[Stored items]
● ● ● ● ●
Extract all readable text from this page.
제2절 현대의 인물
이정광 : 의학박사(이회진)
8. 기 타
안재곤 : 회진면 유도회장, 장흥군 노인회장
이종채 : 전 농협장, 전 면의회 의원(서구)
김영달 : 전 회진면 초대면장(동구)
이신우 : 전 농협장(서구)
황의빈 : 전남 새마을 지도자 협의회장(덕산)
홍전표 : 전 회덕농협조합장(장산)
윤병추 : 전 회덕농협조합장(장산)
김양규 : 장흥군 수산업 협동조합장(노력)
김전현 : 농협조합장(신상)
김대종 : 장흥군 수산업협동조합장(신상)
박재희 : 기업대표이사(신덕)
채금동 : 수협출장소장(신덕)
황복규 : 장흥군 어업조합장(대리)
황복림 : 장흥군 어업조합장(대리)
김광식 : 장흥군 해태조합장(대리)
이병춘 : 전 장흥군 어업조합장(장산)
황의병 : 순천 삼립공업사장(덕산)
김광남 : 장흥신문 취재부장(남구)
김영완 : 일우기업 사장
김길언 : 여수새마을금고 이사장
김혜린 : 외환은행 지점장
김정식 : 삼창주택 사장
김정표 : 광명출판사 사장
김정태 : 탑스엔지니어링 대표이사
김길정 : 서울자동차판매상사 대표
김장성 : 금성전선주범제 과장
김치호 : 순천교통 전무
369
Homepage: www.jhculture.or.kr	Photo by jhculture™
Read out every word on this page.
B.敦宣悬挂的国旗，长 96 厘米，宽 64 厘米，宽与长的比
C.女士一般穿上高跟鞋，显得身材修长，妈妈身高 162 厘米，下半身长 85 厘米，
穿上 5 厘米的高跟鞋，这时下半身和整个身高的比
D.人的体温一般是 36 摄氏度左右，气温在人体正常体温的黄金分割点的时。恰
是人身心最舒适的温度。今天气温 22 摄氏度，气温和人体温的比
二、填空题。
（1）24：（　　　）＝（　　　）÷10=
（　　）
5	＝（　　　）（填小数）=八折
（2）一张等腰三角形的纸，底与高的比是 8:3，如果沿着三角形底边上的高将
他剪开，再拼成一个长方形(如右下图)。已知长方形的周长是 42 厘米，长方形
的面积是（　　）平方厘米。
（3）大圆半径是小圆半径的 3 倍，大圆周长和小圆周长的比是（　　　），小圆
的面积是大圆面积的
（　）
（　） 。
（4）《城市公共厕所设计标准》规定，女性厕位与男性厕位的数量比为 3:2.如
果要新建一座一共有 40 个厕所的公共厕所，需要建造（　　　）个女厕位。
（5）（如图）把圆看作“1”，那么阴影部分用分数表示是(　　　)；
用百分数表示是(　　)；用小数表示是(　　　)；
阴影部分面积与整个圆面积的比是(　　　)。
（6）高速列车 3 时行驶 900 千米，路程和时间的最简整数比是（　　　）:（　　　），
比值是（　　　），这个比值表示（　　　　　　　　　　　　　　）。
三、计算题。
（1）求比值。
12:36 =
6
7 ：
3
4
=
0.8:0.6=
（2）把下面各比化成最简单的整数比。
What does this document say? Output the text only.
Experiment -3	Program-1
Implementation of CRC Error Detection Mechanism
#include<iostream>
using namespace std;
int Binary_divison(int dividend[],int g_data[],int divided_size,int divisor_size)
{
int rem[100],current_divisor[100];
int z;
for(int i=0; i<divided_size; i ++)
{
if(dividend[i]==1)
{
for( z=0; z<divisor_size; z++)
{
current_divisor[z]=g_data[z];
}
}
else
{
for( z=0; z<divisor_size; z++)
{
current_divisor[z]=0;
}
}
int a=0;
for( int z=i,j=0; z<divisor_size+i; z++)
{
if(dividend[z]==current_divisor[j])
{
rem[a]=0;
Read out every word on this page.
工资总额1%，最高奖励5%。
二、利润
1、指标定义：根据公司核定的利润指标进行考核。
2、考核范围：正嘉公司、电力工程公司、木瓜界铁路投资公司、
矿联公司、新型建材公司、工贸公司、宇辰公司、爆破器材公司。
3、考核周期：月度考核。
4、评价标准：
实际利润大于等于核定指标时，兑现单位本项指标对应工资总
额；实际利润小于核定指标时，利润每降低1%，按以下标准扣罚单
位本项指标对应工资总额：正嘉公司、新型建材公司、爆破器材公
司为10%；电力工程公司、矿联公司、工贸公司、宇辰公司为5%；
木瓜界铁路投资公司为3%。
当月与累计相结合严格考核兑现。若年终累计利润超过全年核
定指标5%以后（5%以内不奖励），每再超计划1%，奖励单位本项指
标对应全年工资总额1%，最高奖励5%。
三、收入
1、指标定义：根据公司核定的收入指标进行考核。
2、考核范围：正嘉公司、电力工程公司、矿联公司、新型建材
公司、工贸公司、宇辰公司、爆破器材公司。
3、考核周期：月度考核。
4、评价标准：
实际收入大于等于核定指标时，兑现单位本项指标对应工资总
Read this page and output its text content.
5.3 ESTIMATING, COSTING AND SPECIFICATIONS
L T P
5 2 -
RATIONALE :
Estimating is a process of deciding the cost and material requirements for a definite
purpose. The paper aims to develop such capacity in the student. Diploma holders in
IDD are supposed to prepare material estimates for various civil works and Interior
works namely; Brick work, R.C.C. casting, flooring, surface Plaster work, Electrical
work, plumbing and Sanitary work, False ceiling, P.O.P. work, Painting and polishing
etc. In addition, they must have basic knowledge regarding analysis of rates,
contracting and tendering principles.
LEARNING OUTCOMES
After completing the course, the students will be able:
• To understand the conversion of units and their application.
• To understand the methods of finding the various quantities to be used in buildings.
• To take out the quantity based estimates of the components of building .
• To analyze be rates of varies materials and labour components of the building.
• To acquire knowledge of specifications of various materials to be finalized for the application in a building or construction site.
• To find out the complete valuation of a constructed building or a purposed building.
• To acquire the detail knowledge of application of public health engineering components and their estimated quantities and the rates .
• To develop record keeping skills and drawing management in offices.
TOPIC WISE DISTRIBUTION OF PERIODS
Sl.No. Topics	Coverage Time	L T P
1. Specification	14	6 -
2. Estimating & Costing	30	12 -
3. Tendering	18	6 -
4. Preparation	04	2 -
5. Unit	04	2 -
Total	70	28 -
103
● ● ● ● ●
- **Exercise instructions**:
Please reproduce the entire listing, exactly as shown.

- **Expected output**:
Extract all readable text from this page.
제2절 현대의 인물
이정광 : 의학박사(이회진)
8. 기 타
안재곤 : 회진면 유도회장, 장흥군 노인회장
이종채 : 전 농협장, 전 면의회 의원(서구)
김영달 : 전 회진면 초대면장(동구)
이신우 : 전 농협장(서구)
황의빈 : 전남 새마을 지도자 협의회장(덕산)
홍전표 : 전 회덕농협조합장(장산)
윤병추 : 전 회덕농협조합장(장산)
김양규 : 장흥군 수산업 협동조합장(노력)
김전현 : 농협조합장(신상)
김대종 : 장흥군 수산업협동조합장(신상)
박재희 : 기업대표이사(신덕)
채금동 : 수협출장소장(신덕)
황복규 : 장흥군 어업조합장(대리)
황복림 : 장흥군 어업조합장(대리)
김광식 : 장흥군 해태조합장(대리)
이병춘 : 전 장흥군 어업조합장(장산)
황의병 : 순천 삼립공업사장(덕산)
김광남 : 장흥신문 취재부장(남구)
김영완 : 일우기업 사장
김길언 : 여수새마을금고 이사장
김혜린 : 외환은행 지점장
김정식 : 삼창주택 사장
김정표 : 광명출판사 사장
김정태 : 탑스엔지니어링 대표이사
김길정 : 서울자동차판매상사 대표
김장성 : 금성전선주범제 과장
김치호 : 순천교통 전무
369
Homepage: www.jhculture.or.kr	Photo by jhculture™
Read out every word on this page.
B.敦宣悬挂的国旗，长 96 厘米，宽 64 厘米，宽与长的比
C.女士一般穿上高跟鞋，显得身材修长，妈妈身高 162 厘米，下半身长 85 厘米，
穿上 5 厘米的高跟鞋，这时下半身和整个身高的比
D.人的体温一般是 36 摄氏度左右，气温在人体正常体温的黄金分割点的时。恰
是人身心最舒适的温度。今天气温 22 摄氏度，气温和人体温的比
二、填空题。
（1）24：（　　　）＝（　　　）÷10=
（　　）
5	＝（　　　）（填小数）=八折
（2）一张等腰三角形的纸，底与高的比是 8:3，如果沿着三角形底边上的高将
他剪开，再拼成一个长方形(如右下图)。已知长方形的周长是 42 厘米，长方形
的面积是（　　）平方厘米。
（3）大圆半径是小圆半径的 3 倍，大圆周长和小圆周长的比是（　　　），小圆
的面积是大圆面积的
（　）
（　） 。
（4）《城市公共厕所设计标准》规定，女性厕位与男性厕位的数量比为 3:2.如
果要新建一座一共有 40 个厕所的公共厕所，需要建造（　　　）个女厕位。
（5）（如图）把圆看作“1”，那么阴影部分用分数表示是(　　　)；
用百分数表示是(　　)；用小数表示是(　　　)；
阴影部分面积与整个圆面积的比是(　　　)。
（6）高速列车 3 时行驶 900 千米，路程和时间的最简整数比是（　　　）:（　　　），
比值是（　　　），这个比值表示（　　　　　　　　　　　　　　）。
三、计算题。
（1）求比值。
12:36 =
6
7 ：
3
4
=
0.8:0.6=
（2）把下面各比化成最简单的整数比。
What does this document say? Output the text only.
Experiment -3	Program-1
Implementation of CRC Error Detection Mechanism
#include<iostream>
using namespace std;
int Binary_divison(int dividend[],int g_data[],int divided_size,int divisor_size)
{
int rem[100],current_divisor[100];
int z;
for(int i=0; i<divided_size; i ++)
{
if(dividend[i]==1)
{
for( z=0; z<divisor_size; z++)
{
current_divisor[z]=g_data[z];
}
}
else
{
for( z=0; z<divisor_size; z++)
{
current_divisor[z]=0;
}
}
int a=0;
for( int z=i,j=0; z<divisor_size+i; z++)
{
if(dividend[z]==current_divisor[j])
{
rem[a]=0;
Read out every word on this page.
工资总额1%，最高奖励5%。
二、利润
1、指标定义：根据公司核定的利润指标进行考核。
2、考核范围：正嘉公司、电力工程公司、木瓜界铁路投资公司、
矿联公司、新型建材公司、工贸公司、宇辰公司、爆破器材公司。
3、考核周期：月度考核。
4、评价标准：
实际利润大于等于核定指标时，兑现单位本项指标对应工资总
额；实际利润小于核定指标时，利润每降低1%，按以下标准扣罚单
位本项指标对应工资总额：正嘉公司、新型建材公司、爆破器材公
司为10%；电力工程公司、矿联公司、工贸公司、宇辰公司为5%；
木瓜界铁路投资公司为3%。
当月与累计相结合严格考核兑现。若年终累计利润超过全年核
定指标5%以后（5%以内不奖励），每再超计划1%，奖励单位本项指
标对应全年工资总额1%，最高奖励5%。
三、收入
1、指标定义：根据公司核定的收入指标进行考核。
2、考核范围：正嘉公司、电力工程公司、矿联公司、新型建材
公司、工贸公司、宇辰公司、爆破器材公司。
3、考核周期：月度考核。
4、评价标准：
实际收入大于等于核定指标时，兑现单位本项指标对应工资总
Read this page and output its text content.
5.3 ESTIMATING, COSTING AND SPECIFICATIONS
L T P
5 2 -
RATIONALE :
Estimating is a process of deciding the cost and material requirements for a definite
purpose. The paper aims to develop such capacity in the student. Diploma holders in
IDD are supposed to prepare material estimates for various civil works and Interior
works namely; Brick work, R.C.C. casting, flooring, surface Plaster work, Electrical
work, plumbing and Sanitary work, False ceiling, P.O.P. work, Painting and polishing
etc. In addition, they must have basic knowledge regarding analysis of rates,
contracting and tendering principles.
LEARNING OUTCOMES
After completing the course, the students will be able:
• To understand the conversion of units and their application.
• To understand the methods of finding the various quantities to be used in buildings.
• To take out the quantity based estimates of the components of building .
• To analyze be rates of varies materials and labour components of the building.
• To acquire knowledge of specifications of various materials to be finalized for the application in a building or construction site.
• To find out the complete valuation of a constructed building or a purposed building.
• To acquire the detail knowledge of application of public health engineering components and their estimated quantities and the rates .
• To develop record keeping skills and drawing management in offices.
TOPIC WISE DISTRIBUTION OF PERIODS
Sl.No. Topics	Coverage Time	L T P
1. Specification	14	6 -
2. Estimating & Costing	30	12 -
3. Tendering	18	6 -
4. Preparation	04	2 -
5. Unit	04	2 -
Total	70	28 -
103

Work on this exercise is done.